## [Data for processing]
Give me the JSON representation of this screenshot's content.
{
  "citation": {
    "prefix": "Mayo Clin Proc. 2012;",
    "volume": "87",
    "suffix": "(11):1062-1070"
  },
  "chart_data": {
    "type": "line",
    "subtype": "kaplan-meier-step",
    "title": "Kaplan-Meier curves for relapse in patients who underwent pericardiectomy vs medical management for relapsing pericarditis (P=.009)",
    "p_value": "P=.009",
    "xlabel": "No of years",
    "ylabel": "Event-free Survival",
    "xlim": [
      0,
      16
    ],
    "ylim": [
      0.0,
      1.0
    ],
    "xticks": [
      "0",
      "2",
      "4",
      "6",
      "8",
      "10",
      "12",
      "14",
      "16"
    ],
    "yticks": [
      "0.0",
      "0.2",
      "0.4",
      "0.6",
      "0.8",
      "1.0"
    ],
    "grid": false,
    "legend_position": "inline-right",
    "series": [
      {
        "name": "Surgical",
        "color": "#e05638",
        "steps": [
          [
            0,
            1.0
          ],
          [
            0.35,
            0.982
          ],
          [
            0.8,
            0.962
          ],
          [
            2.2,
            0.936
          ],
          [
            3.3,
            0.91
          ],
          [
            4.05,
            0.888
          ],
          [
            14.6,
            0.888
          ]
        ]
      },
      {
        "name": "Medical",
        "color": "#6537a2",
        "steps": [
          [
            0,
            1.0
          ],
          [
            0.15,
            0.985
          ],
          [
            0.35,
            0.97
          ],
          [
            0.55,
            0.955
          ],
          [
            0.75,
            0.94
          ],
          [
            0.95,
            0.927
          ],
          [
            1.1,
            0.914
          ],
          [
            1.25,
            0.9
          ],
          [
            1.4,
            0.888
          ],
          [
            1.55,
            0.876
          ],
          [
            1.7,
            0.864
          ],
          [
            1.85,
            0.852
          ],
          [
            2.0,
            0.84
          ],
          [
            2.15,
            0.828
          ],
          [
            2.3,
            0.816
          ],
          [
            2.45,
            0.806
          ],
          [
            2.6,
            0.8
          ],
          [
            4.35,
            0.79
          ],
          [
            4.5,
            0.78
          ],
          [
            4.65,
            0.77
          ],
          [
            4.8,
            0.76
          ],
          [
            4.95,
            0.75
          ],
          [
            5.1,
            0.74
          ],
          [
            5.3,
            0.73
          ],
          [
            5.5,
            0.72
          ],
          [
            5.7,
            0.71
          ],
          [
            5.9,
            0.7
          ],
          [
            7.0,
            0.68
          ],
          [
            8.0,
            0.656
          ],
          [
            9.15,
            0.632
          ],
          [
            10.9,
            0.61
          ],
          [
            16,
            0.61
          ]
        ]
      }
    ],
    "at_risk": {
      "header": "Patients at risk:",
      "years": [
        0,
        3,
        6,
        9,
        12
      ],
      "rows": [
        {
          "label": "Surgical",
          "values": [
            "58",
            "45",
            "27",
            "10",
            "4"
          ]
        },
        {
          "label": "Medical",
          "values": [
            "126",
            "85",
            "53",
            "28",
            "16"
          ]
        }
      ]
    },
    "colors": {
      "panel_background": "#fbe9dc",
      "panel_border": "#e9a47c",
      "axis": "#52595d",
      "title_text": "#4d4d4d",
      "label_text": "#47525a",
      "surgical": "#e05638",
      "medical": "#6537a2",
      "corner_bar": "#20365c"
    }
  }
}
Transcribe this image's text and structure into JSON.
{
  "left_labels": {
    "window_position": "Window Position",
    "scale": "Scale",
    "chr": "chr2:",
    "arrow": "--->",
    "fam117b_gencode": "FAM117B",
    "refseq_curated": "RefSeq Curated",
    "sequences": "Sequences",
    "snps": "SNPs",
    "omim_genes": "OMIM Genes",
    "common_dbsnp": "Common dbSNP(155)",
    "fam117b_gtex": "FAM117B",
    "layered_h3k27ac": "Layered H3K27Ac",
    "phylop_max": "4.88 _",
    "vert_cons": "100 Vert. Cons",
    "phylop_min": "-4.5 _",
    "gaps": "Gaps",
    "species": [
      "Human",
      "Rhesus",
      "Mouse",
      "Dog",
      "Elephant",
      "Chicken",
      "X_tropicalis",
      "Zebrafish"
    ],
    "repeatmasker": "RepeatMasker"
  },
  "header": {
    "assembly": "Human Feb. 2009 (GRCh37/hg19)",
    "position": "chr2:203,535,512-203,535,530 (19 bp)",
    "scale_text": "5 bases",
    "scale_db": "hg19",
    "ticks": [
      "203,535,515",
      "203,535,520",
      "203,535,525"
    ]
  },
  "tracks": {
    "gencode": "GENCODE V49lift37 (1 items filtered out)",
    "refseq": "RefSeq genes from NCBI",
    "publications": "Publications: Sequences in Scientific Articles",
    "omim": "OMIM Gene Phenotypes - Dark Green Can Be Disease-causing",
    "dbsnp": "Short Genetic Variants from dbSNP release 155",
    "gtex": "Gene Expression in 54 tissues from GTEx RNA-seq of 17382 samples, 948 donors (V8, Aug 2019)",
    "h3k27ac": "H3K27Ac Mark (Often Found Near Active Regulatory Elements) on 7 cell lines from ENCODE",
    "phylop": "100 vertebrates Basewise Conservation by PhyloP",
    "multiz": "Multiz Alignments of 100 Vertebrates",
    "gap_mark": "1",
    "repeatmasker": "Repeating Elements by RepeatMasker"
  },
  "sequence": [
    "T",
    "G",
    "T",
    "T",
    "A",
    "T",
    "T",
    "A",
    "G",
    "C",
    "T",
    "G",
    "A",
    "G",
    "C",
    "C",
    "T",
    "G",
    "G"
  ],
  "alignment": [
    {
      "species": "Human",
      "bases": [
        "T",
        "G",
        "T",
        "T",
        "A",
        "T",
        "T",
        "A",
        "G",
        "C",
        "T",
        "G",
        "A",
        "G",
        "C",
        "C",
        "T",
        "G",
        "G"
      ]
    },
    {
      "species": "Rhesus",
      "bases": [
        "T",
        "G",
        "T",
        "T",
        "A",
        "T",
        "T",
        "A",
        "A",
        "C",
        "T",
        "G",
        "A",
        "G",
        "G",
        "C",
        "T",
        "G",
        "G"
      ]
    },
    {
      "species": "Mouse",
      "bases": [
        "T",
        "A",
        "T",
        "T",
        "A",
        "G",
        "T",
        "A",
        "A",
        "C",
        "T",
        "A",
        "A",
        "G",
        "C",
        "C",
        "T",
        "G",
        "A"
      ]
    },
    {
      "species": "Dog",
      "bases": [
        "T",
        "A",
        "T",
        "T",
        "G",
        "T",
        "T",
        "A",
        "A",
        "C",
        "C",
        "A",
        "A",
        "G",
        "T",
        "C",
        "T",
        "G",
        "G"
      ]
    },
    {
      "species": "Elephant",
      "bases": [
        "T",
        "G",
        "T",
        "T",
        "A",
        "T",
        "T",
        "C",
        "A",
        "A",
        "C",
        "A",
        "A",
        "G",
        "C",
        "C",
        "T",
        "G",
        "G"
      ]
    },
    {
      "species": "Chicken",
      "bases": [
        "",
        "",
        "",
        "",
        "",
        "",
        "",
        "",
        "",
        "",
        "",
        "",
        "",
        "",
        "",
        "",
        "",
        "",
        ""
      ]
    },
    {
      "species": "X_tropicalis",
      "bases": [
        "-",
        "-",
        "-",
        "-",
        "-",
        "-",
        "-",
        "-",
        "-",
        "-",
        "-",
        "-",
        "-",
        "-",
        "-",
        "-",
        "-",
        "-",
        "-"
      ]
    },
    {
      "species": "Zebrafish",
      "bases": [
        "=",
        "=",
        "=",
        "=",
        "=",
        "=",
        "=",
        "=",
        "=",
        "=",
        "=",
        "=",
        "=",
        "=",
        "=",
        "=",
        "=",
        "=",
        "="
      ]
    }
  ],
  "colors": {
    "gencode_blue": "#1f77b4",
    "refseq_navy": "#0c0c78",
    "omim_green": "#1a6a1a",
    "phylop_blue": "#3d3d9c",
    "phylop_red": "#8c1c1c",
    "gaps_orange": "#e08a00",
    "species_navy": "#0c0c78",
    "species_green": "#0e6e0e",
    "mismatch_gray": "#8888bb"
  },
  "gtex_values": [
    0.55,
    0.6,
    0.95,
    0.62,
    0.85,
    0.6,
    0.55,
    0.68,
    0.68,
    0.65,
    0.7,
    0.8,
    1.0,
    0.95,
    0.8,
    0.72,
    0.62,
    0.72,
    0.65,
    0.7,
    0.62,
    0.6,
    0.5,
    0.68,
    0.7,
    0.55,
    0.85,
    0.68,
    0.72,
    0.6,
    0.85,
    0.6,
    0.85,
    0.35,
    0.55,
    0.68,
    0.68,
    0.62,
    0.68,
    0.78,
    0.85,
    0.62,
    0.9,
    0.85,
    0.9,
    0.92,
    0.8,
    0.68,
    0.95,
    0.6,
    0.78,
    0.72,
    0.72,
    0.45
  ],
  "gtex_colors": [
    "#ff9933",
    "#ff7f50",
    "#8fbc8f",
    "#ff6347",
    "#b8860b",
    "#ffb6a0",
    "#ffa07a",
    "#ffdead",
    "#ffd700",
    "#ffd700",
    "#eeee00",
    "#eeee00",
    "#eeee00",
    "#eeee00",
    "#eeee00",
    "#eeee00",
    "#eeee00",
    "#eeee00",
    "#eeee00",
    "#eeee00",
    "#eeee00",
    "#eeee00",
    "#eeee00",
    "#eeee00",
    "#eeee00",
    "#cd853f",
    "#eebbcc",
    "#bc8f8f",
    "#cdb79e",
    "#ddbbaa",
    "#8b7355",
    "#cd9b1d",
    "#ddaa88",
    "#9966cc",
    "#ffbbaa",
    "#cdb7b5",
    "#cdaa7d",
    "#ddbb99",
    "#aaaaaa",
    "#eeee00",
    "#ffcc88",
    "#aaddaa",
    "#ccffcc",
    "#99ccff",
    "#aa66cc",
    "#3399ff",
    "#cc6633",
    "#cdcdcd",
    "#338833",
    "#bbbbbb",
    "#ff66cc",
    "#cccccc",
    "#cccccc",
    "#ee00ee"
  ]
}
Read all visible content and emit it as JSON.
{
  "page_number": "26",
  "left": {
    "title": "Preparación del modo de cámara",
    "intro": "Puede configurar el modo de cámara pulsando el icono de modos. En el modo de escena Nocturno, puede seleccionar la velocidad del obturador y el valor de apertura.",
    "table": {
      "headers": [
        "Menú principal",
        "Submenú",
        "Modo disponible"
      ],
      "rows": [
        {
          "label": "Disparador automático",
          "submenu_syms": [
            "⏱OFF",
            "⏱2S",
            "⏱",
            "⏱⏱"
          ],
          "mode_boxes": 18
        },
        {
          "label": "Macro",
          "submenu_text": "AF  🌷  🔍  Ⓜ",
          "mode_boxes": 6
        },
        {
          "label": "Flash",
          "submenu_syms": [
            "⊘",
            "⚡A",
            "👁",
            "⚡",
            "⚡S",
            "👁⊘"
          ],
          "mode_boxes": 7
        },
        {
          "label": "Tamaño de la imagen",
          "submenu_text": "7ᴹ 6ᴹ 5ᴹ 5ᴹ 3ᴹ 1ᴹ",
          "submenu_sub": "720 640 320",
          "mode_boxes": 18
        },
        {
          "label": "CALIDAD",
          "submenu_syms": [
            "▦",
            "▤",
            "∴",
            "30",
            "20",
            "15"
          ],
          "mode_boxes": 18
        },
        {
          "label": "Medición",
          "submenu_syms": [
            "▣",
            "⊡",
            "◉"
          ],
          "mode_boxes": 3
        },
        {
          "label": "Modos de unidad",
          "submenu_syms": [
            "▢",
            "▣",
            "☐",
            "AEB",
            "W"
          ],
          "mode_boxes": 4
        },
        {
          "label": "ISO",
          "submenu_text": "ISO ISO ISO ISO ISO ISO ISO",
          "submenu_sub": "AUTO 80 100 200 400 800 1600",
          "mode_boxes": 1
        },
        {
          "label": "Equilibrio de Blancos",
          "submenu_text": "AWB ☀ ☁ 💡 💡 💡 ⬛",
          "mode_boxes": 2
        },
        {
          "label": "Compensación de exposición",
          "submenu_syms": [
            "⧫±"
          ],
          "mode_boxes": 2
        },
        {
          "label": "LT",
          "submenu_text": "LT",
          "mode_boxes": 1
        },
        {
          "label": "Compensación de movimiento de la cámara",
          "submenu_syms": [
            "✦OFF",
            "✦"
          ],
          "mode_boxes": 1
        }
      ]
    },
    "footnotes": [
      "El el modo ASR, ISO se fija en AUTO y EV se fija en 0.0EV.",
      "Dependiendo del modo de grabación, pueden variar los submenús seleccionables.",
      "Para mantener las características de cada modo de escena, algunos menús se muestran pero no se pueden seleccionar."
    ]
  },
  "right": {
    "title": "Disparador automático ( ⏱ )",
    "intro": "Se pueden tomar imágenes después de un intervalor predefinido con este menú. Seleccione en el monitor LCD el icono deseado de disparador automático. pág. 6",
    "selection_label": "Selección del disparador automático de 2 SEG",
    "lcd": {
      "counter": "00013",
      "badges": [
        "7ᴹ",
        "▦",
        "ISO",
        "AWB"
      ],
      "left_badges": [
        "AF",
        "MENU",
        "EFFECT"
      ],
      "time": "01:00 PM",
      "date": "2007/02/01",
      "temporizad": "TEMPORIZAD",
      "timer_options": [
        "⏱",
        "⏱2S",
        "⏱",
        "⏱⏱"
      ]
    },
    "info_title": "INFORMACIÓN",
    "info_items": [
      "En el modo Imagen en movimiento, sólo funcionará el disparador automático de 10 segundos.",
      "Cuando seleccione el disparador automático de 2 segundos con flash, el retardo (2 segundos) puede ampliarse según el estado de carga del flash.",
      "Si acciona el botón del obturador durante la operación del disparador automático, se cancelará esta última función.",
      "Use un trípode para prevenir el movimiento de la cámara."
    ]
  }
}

## [What the task asks]
Please count how many lines in the preceding records hold the word "Compensación", then give only that number.

## [Result of the exercise]
2